= Exercise task =
Gather from the material every line that contains the string "laws".

= Data listing =
--- begin ---

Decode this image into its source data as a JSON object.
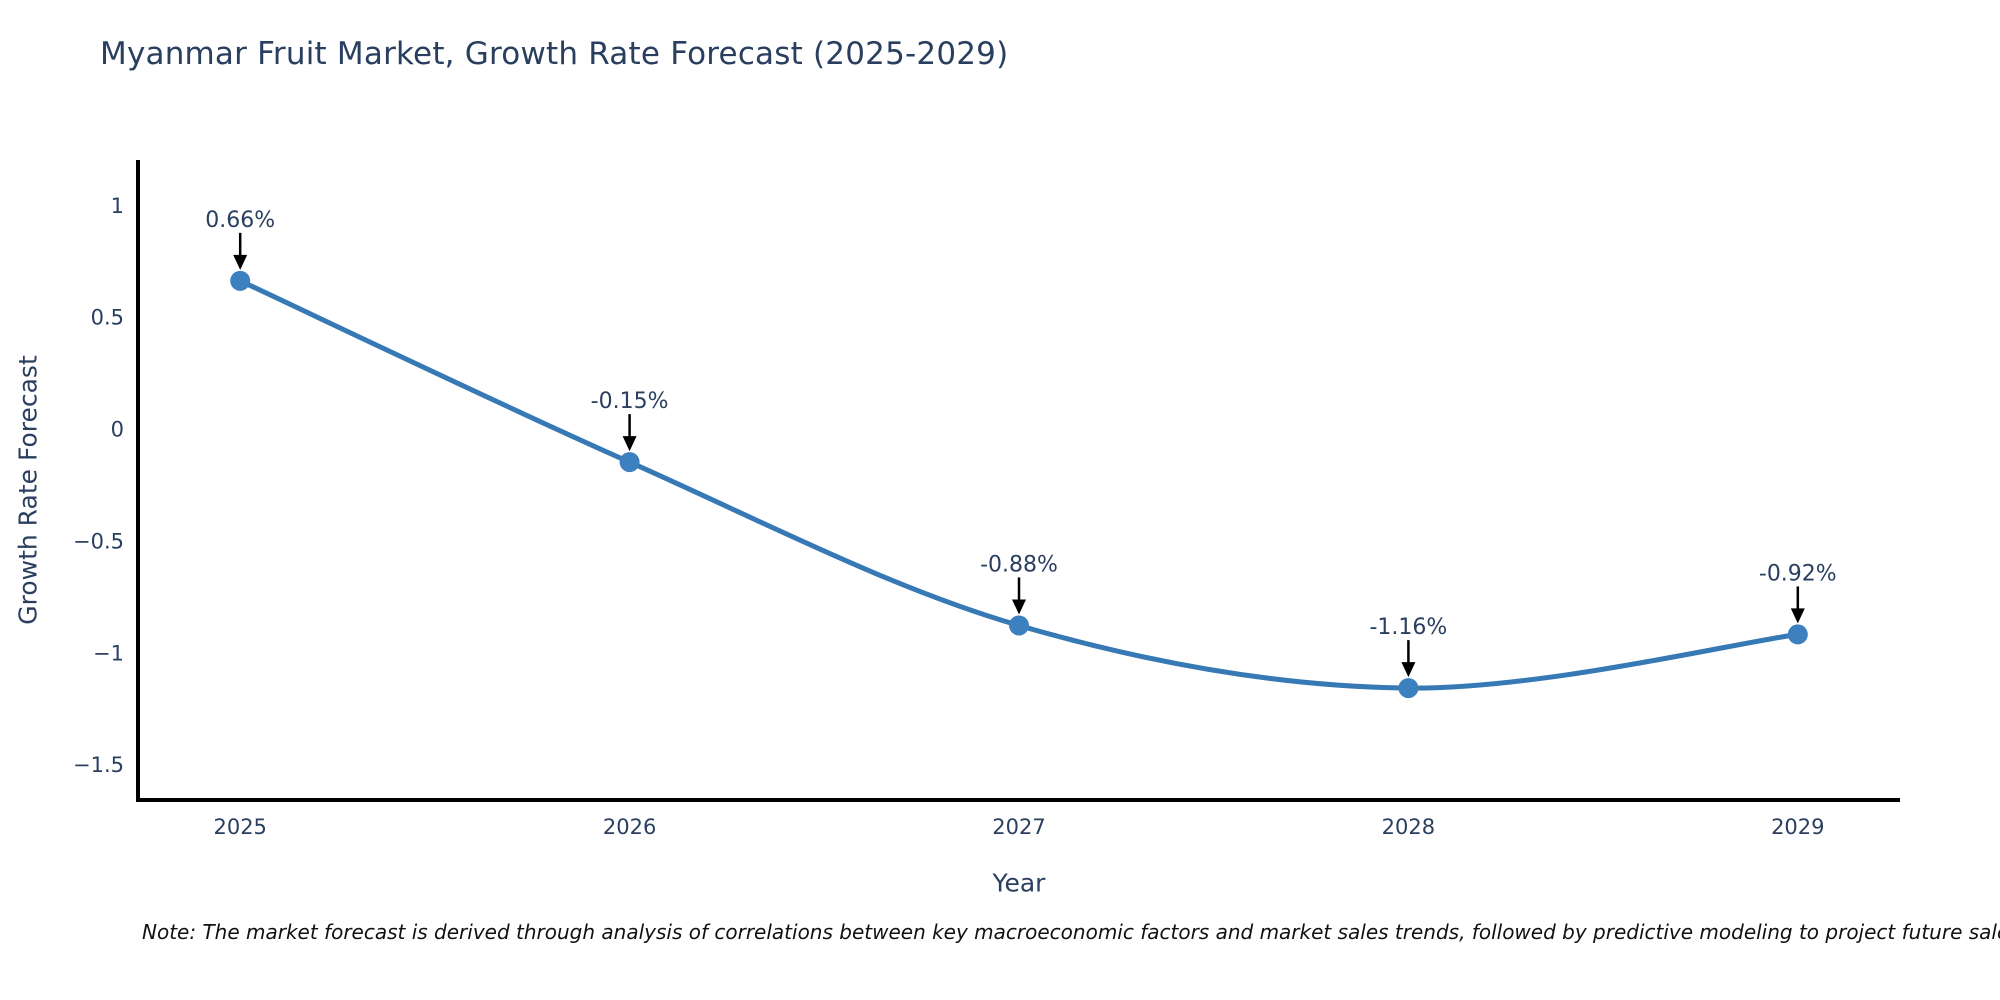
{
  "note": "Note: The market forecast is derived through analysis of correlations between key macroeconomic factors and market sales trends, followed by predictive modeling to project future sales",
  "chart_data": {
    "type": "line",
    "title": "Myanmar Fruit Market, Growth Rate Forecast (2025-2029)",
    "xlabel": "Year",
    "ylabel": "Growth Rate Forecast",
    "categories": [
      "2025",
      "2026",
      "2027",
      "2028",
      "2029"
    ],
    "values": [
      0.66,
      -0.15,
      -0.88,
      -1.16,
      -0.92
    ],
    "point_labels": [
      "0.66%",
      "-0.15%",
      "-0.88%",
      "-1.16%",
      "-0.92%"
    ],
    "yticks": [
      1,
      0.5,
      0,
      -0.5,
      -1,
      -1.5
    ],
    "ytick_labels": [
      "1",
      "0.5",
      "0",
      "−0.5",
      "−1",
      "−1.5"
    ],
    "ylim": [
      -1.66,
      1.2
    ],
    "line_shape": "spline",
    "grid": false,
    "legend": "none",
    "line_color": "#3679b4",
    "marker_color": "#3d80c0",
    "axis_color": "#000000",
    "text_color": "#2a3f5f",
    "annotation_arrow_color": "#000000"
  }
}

--- end ---
--- begin ---

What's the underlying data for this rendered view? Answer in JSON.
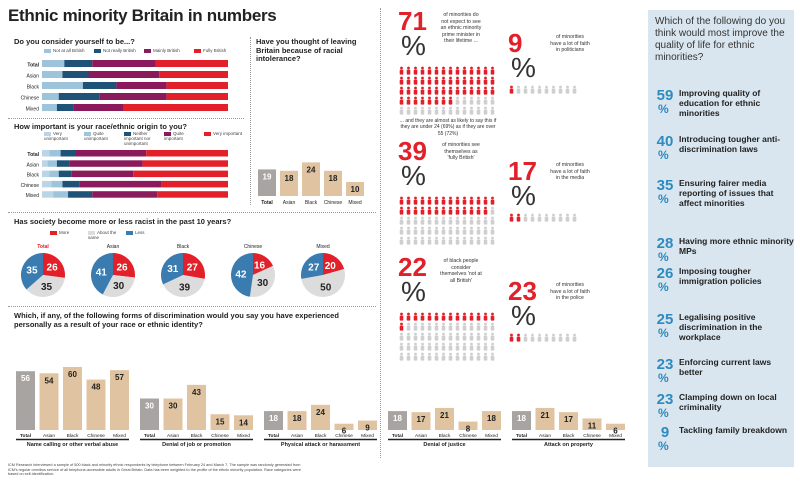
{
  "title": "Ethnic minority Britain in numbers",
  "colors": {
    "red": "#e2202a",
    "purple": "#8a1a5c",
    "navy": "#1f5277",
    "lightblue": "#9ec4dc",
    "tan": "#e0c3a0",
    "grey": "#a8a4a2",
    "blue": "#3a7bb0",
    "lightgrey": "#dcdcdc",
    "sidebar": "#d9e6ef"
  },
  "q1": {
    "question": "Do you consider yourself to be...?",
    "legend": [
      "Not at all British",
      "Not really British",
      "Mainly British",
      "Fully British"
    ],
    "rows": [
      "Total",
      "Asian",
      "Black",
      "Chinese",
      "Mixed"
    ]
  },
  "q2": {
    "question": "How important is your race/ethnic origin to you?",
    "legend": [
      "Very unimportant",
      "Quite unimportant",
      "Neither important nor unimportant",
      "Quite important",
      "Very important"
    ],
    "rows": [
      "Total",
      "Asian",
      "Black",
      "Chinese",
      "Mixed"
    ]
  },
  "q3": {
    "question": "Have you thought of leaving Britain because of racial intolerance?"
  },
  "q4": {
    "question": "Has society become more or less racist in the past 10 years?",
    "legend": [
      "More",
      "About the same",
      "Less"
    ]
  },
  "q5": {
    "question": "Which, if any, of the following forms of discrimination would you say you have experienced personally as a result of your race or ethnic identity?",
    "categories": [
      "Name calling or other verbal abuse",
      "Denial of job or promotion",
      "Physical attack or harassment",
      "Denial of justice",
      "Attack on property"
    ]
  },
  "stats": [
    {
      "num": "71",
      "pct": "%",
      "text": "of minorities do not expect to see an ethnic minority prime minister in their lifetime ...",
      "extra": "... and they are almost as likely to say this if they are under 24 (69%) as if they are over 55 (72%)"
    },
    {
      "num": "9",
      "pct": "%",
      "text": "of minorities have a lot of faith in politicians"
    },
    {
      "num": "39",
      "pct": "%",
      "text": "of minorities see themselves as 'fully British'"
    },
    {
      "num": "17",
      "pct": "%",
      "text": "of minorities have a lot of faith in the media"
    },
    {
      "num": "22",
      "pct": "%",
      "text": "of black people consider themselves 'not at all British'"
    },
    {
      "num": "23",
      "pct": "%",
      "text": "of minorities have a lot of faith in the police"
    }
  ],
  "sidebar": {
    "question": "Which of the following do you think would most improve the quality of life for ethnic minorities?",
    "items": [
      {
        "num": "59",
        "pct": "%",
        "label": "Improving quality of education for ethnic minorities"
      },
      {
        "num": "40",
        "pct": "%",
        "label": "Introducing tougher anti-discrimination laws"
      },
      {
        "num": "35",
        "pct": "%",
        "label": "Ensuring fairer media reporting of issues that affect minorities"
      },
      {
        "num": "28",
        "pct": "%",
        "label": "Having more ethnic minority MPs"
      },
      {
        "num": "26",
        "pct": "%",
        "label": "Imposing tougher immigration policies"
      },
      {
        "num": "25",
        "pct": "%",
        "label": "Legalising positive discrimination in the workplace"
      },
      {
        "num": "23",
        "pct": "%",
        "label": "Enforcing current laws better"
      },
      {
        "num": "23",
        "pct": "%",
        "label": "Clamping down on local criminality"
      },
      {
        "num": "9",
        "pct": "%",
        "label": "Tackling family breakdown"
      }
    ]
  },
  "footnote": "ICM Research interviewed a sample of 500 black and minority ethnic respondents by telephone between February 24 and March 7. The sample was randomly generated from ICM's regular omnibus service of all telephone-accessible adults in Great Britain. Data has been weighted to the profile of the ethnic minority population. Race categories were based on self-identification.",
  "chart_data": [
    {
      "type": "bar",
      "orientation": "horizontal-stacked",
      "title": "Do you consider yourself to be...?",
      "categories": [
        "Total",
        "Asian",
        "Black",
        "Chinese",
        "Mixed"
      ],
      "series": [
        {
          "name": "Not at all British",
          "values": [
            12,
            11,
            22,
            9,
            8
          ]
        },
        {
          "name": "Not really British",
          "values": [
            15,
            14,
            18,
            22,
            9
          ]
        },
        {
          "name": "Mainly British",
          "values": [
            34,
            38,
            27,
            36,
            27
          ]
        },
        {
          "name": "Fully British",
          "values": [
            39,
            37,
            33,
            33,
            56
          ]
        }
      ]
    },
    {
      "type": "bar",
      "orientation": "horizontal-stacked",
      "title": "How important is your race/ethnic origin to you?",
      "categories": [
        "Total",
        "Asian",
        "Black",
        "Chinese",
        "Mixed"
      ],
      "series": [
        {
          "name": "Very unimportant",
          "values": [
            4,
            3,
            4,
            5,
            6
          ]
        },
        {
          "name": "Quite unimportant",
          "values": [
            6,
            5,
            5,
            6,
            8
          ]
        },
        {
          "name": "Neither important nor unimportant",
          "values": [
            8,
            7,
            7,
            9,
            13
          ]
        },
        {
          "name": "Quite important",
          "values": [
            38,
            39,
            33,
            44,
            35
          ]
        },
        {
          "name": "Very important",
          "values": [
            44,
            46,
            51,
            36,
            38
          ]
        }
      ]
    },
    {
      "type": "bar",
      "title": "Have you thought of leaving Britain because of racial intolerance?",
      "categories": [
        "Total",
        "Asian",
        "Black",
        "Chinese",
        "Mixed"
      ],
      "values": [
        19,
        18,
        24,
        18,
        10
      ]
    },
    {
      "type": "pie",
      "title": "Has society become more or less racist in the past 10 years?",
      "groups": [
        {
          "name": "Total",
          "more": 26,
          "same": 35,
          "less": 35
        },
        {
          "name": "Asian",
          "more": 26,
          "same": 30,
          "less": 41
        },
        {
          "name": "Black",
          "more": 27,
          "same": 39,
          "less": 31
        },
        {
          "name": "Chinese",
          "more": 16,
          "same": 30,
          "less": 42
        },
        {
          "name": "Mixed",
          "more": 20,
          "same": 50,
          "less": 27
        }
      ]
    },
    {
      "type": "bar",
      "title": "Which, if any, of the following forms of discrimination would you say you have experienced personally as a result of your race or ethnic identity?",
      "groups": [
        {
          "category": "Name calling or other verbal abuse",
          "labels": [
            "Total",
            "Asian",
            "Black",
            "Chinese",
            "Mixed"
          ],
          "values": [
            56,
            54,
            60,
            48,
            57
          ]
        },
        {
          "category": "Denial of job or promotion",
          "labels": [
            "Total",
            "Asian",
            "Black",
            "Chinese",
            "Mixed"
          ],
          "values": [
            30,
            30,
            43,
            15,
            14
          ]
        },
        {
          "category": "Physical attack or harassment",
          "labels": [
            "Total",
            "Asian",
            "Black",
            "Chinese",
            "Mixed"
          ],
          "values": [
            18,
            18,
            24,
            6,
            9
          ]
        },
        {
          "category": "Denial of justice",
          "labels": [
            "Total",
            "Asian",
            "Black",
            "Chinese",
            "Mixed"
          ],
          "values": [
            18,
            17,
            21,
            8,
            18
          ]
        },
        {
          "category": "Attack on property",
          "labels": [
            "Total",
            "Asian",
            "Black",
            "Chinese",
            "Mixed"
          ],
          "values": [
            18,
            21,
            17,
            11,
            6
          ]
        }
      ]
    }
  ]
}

--- end ---
--- begin ---

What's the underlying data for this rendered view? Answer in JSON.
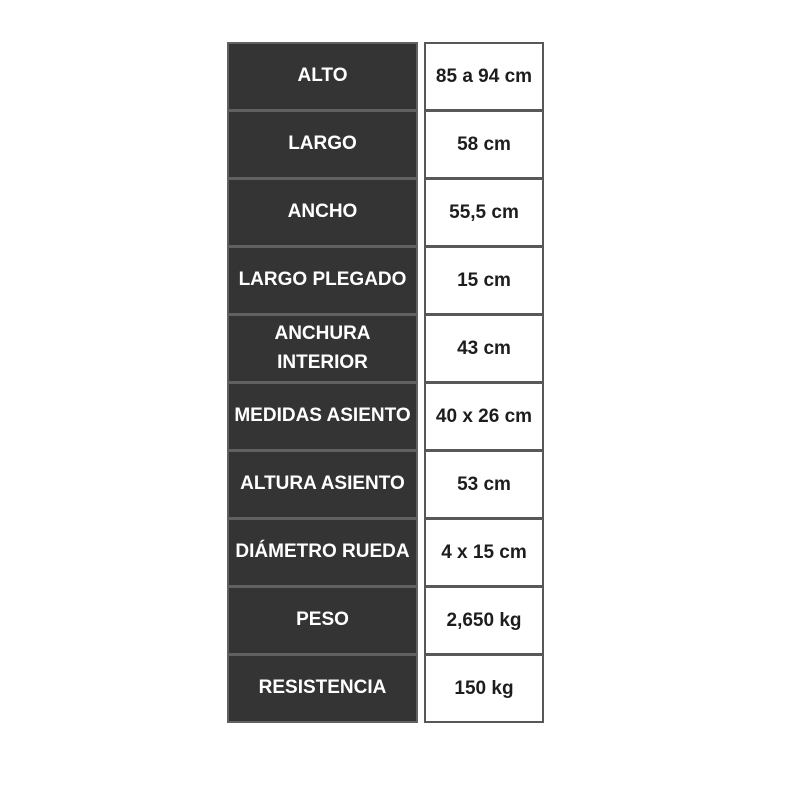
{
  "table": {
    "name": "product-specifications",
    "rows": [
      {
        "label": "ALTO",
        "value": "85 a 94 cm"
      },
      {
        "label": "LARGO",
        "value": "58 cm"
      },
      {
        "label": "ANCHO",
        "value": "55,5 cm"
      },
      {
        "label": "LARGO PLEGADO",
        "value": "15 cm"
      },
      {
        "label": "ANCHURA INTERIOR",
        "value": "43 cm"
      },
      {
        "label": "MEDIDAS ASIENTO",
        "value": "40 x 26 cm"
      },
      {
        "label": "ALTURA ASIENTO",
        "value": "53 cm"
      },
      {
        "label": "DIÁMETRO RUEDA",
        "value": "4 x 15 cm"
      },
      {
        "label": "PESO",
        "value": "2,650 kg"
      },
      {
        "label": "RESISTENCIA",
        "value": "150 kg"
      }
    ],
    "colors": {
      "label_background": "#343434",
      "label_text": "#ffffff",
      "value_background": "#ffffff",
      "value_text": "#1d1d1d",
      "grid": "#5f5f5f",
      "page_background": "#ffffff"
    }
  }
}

--- end ---

= Exercise result =
        "label": "Introducing tougher anti-discrimination laws"
        "label": "Enforcing current laws better"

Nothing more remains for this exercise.